- _Exercise objective_
Look for the string "Care" and copy every line that has it.

━━━━━━━━━━━━━━━━━━━━

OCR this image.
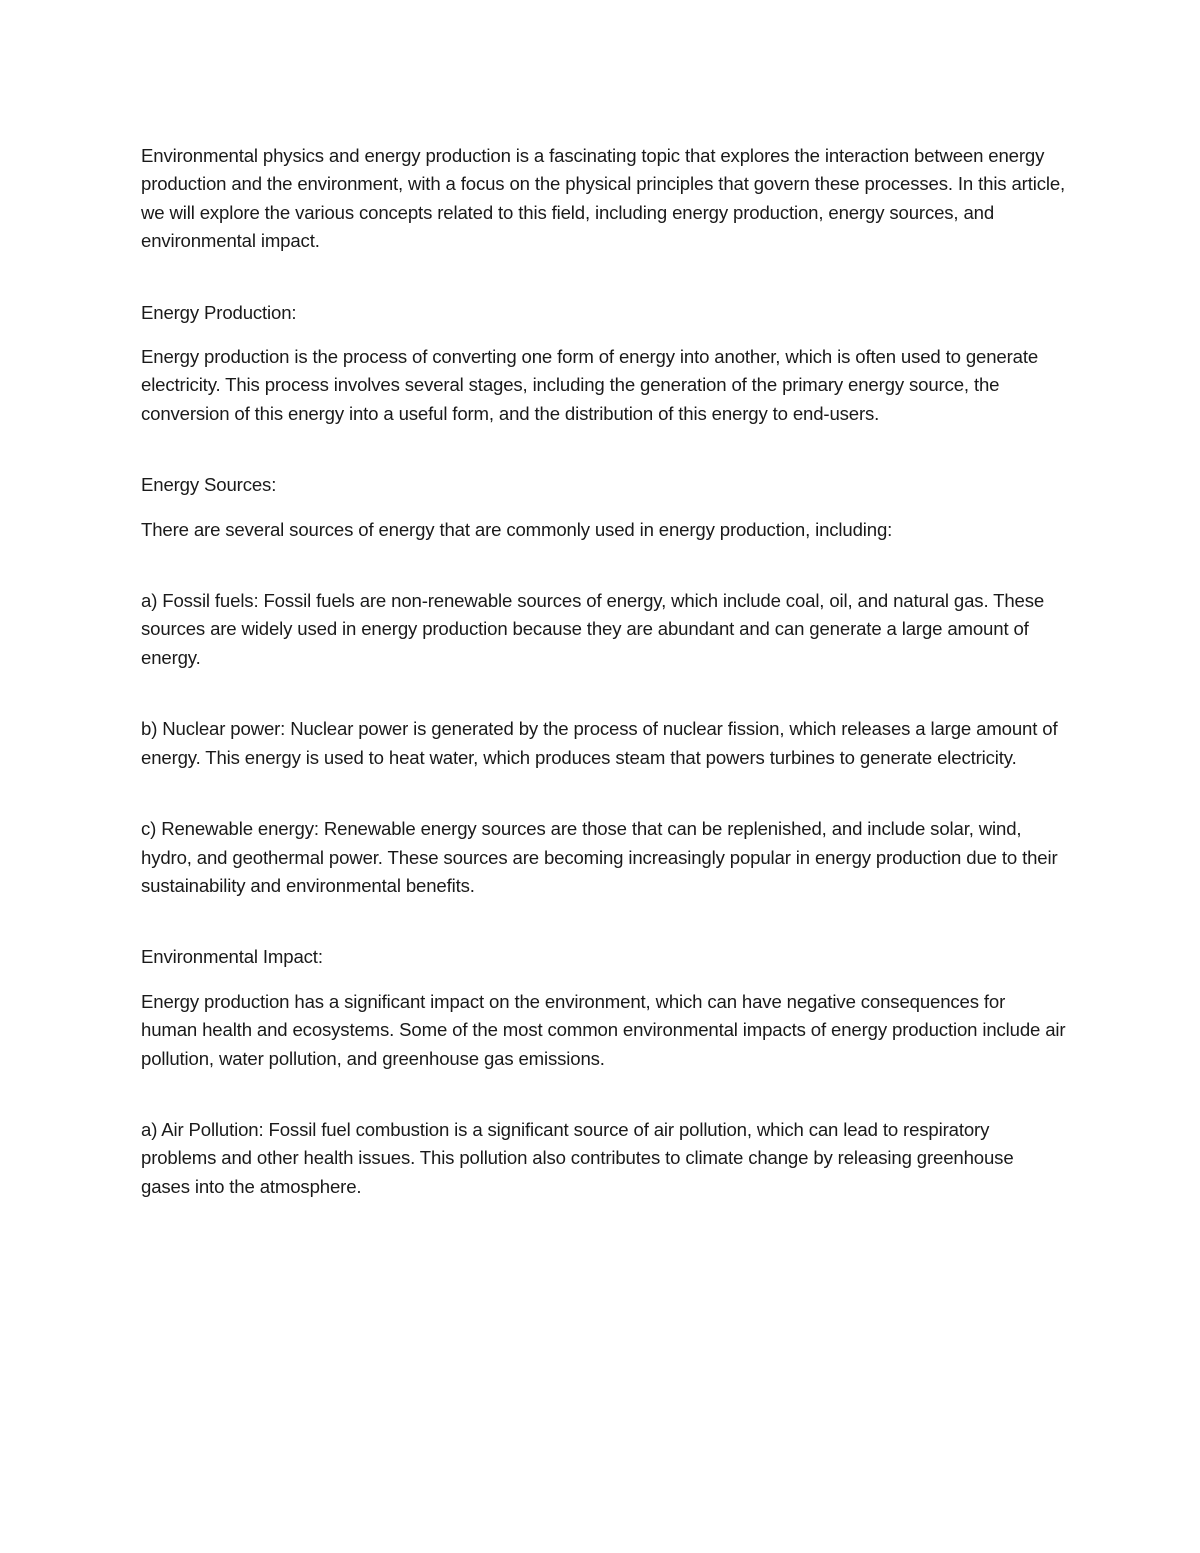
Environmental physics and energy production is a fascinating topic that explores the interaction between energy production and the environment, with a focus on the physical principles that govern these processes. In this article, we will explore the various concepts related to this field, including energy production, energy sources, and environmental impact.

Energy Production:

Energy production is the process of converting one form of energy into another, which is often used to generate electricity. This process involves several stages, including the generation of the primary energy source, the conversion of this energy into a useful form, and the distribution of this energy to end-users.

Energy Sources:

There are several sources of energy that are commonly used in energy production, including:

a) Fossil fuels: Fossil fuels are non-renewable sources of energy, which include coal, oil, and natural gas. These sources are widely used in energy production because they are abundant and can generate a large amount of energy.

b) Nuclear power: Nuclear power is generated by the process of nuclear fission, which releases a large amount of energy. This energy is used to heat water, which produces steam that powers turbines to generate electricity.

c) Renewable energy: Renewable energy sources are those that can be replenished, and include solar, wind, hydro, and geothermal power. These sources are becoming increasingly popular in energy production due to their sustainability and environmental benefits.

Environmental Impact:

Energy production has a significant impact on the environment, which can have negative consequences for human health and ecosystems. Some of the most common environmental impacts of energy production include air pollution, water pollution, and greenhouse gas emissions.

a) Air Pollution: Fossil fuel combustion is a significant source of air pollution, which can lead to respiratory problems and other health issues. This pollution also contributes to climate change by releasing greenhouse gases into the atmosphere.
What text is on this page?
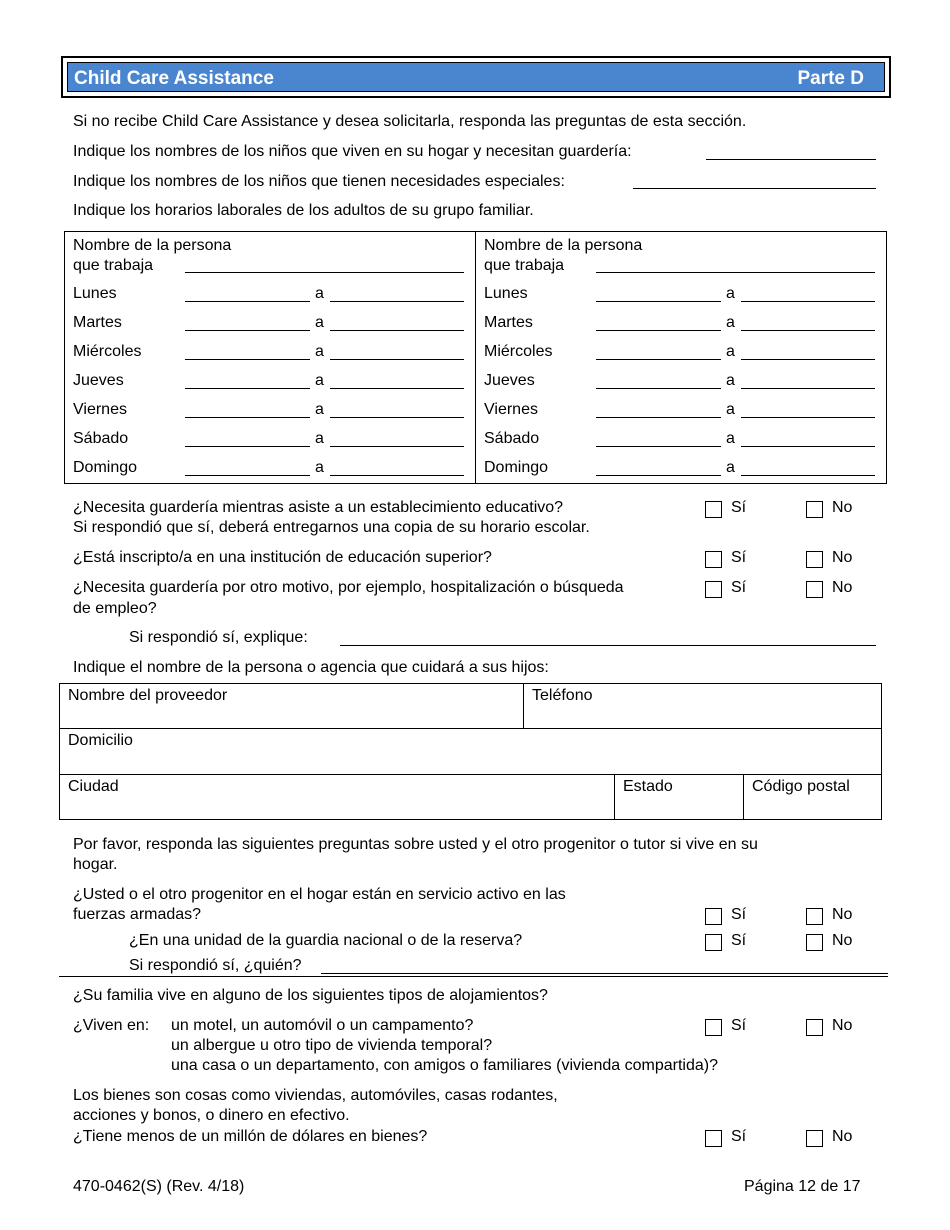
Child Care Assistance	Parte D
Si no recibe Child Care Assistance y desea solicitarla, responda las preguntas de esta sección.
Indique los nombres de los niños que viven en su hogar y necesitan guardería:
Indique los nombres de los niños que tienen necesidades especiales:
Indique los horarios laborales de los adultos de su grupo familiar.
Nombre de la persona
que trabaja
Lunes	a
Martes	a
Miércoles	a
Jueves	a
Viernes	a
Sábado	a
Domingo	a
Nombre de la persona
que trabaja
Lunes	a
Martes	a
Miércoles	a
Jueves	a
Viernes	a
Sábado	a
Domingo	a
¿Necesita guardería mientras asiste a un establecimiento educativo?
Si respondió que sí, deberá entregarnos una copia de su horario escolar.
Sí	No
¿Está inscripto/a en una institución de educación superior?	Sí	No
¿Necesita guardería por otro motivo, por ejemplo, hospitalización o búsqueda
de empleo?
Sí	No
Si respondió sí, explique:
Indique el nombre de la persona o agencia que cuidará a sus hijos:
Nombre del proveedor	Teléfono
Domicilio
Ciudad	Estado	Código postal
Por favor, responda las siguientes preguntas sobre usted y el otro progenitor o tutor si vive en su
hogar.
¿Usted o el otro progenitor en el hogar están en servicio activo en las
fuerzas armadas?	Sí	No
¿En una unidad de la guardia nacional o de la reserva?	Sí	No
Si respondió sí, ¿quién?
¿Su familia vive en alguno de los siguientes tipos de alojamientos?
¿Viven en: un motel, un automóvil o un campamento?
un albergue u otro tipo de vivienda temporal?
una casa o un departamento, con amigos o familiares (vivienda compartida)?
Sí	No
Los bienes son cosas como viviendas, automóviles, casas rodantes,
acciones y bonos, o dinero en efectivo.
¿Tiene menos de un millón de dólares en bienes?	Sí	No
470-0462(S) (Rev. 4/18)	Página 12 de 17
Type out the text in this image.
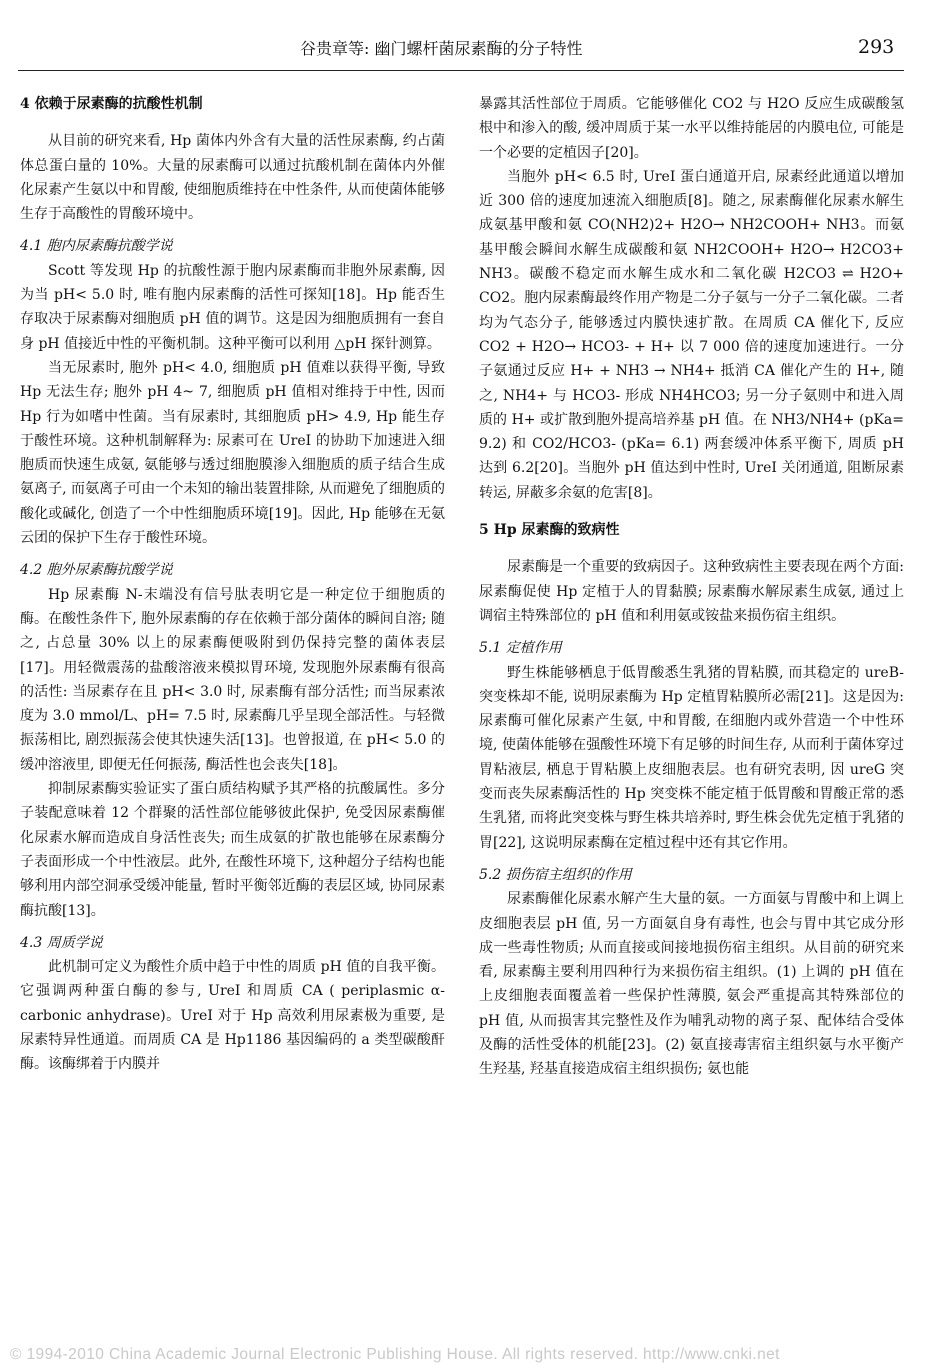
谷贵章等: 幽门螺杆菌尿素酶的分子特性	293

4 依赖于尿素酶的抗酸性机制

从目前的研究来看, Hp 菌体内外含有大量的活性尿素酶, 约占菌体总蛋白量的 10%。大量的尿素酶可以通过抗酸机制在菌体内外催化尿素产生氨以中和胃酸, 使细胞质维持在中性条件, 从而使菌体能够生存于高酸性的胃酸环境中。

4.1 胞内尿素酶抗酸学说

Scott 等发现 Hp 的抗酸性源于胞内尿素酶而非胞外尿素酶, 因为当 pH< 5.0 时, 唯有胞内尿素酶的活性可探知[18]。Hp 能否生存取决于尿素酶对细胞质 pH 值的调节。这是因为细胞质拥有一套自身 pH 值接近中性的平衡机制。这种平衡可以利用 △pH 探针测算。

当无尿素时, 胞外 pH< 4.0, 细胞质 pH 值难以获得平衡, 导致 Hp 无法生存; 胞外 pH 4~ 7, 细胞质 pH 值相对维持于中性, 因而 Hp 行为如嗜中性菌。当有尿素时, 其细胞质 pH> 4.9, Hp 能生存于酸性环境。这种机制解释为: 尿素可在 UreI 的协助下加速进入细胞质而快速生成氨, 氨能够与透过细胞膜渗入细胞质的质子结合生成氨离子, 而氨离子可由一个未知的输出装置排除, 从而避免了细胞质的酸化或碱化, 创造了一个中性细胞质环境[19]。因此, Hp 能够在无氨云团的保护下生存于酸性环境。

4.2 胞外尿素酶抗酸学说

Hp 尿素酶 N-末端没有信号肽表明它是一种定位于细胞质的酶。在酸性条件下, 胞外尿素酶的存在依赖于部分菌体的瞬间自溶; 随之, 占总量 30% 以上的尿素酶便吸附到仍保持完整的菌体表层[17]。用轻微震荡的盐酸溶液来模拟胃环境, 发现胞外尿素酶有很高的活性: 当尿素存在且 pH< 3.0 时, 尿素酶有部分活性; 而当尿素浓度为 3.0 mmol/L、pH= 7.5 时, 尿素酶几乎呈现全部活性。与轻微振荡相比, 剧烈振荡会使其快速失活[13]。也曾报道, 在 pH< 5.0 的缓冲溶液里, 即便无任何振荡, 酶活性也会丧失[18]。

抑制尿素酶实验证实了蛋白质结构赋予其严格的抗酸属性。多分子装配意味着 12 个群聚的活性部位能够彼此保护, 免受因尿素酶催化尿素水解而造成自身活性丧失; 而生成氨的扩散也能够在尿素酶分子表面形成一个中性液层。此外, 在酸性环境下, 这种超分子结构也能够利用内部空洞承受缓冲能量, 暂时平衡邻近酶的表层区域, 协同尿素酶抗酸[13]。

4.3 周质学说

此机制可定义为酸性介质中趋于中性的周质 pH 值的自我平衡。它强调两种蛋白酶的参与, UreI 和周质 CA ( periplasmic α-carbonic anhydrase)。UreI 对于 Hp 高效利用尿素极为重要, 是尿素特异性通道。而周质 CA 是 Hp1186 基因编码的 a 类型碳酸酐酶。该酶绑着于内膜并

暴露其活性部位于周质。它能够催化 CO2 与 H2O 反应生成碳酸氢根中和渗入的酸, 缓冲周质于某一水平以维持能居的内膜电位, 可能是一个必要的定植因子[20]。

当胞外 pH< 6.5 时, UreI 蛋白通道开启, 尿素经此通道以增加近 300 倍的速度加速流入细胞质[8]。随之, 尿素酶催化尿素水解生成氨基甲酸和氨 CO(NH2)2+ H2O→ NH2COOH+ NH3。而氨基甲酸会瞬间水解生成碳酸和氨 NH2COOH+ H2O→ H2CO3+ NH3。碳酸不稳定而水解生成水和二氧化碳 H2CO3 ⇌ H2O+ CO2。胞内尿素酶最终作用产物是二分子氨与一分子二氧化碳。二者均为气态分子, 能够透过内膜快速扩散。在周质 CA 催化下, 反应 CO2 + H2O→ HCO3- + H+ 以 7 000 倍的速度加速进行。一分子氨通过反应 H+ + NH3 → NH4+ 抵消 CA 催化产生的 H+, 随之, NH4+ 与 HCO3- 形成 NH4HCO3; 另一分子氨则中和进入周质的 H+ 或扩散到胞外提高培养基 pH 值。在 NH3/NH4+ (pKa= 9.2) 和 CO2/HCO3- (pKa= 6.1) 两套缓冲体系平衡下, 周质 pH 达到 6.2[20]。当胞外 pH 值达到中性时, UreI 关闭通道, 阻断尿素转运, 屏蔽多余氨的危害[8]。

5 Hp 尿素酶的致病性

尿素酶是一个重要的致病因子。这种致病性主要表现在两个方面: 尿素酶促使 Hp 定植于人的胃黏膜; 尿素酶水解尿素生成氨, 通过上调宿主特殊部位的 pH 值和利用氨或铵盐来损伤宿主组织。

5.1 定植作用

野生株能够栖息于低胃酸悉生乳猪的胃粘膜, 而其稳定的 ureB- 突变株却不能, 说明尿素酶为 Hp 定植胃粘膜所必需[21]。这是因为: 尿素酶可催化尿素产生氨, 中和胃酸, 在细胞内或外营造一个中性环境, 使菌体能够在强酸性环境下有足够的时间生存, 从而利于菌体穿过胃粘液层, 栖息于胃粘膜上皮细胞表层。也有研究表明, 因 ureG 突变而丧失尿素酶活性的 Hp 突变株不能定植于低胃酸和胃酸正常的悉生乳猪, 而将此突变株与野生株共培养时, 野生株会优先定植于乳猪的胃[22], 这说明尿素酶在定植过程中还有其它作用。

5.2 损伤宿主组织的作用

尿素酶催化尿素水解产生大量的氨。一方面氨与胃酸中和上调上皮细胞表层 pH 值, 另一方面氨自身有毒性, 也会与胃中其它成分形成一些毒性物质; 从而直接或间接地损伤宿主组织。从目前的研究来看, 尿素酶主要利用四种行为来损伤宿主组织。(1) 上调的 pH 值在上皮细胞表面覆盖着一些保护性薄膜, 氨会严重提高其特殊部位的 pH 值, 从而损害其完整性及作为哺乳动物的离子泵、配体结合受体及酶的活性受体的机能[23]。(2) 氨直接毒害宿主组织氨与水平衡产生羟基, 羟基直接造成宿主组织损伤; 氨也能

© 1994-2010 China Academic Journal Electronic Publishing House. All rights reserved. http://www.cnki.net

━━━━━━━━━━━━━━━━━━━━

- _Solved exercise_
Child Care Assistance	Parte D
Si no recibe Child Care Assistance y desea solicitarla, responda las preguntas de esta sección.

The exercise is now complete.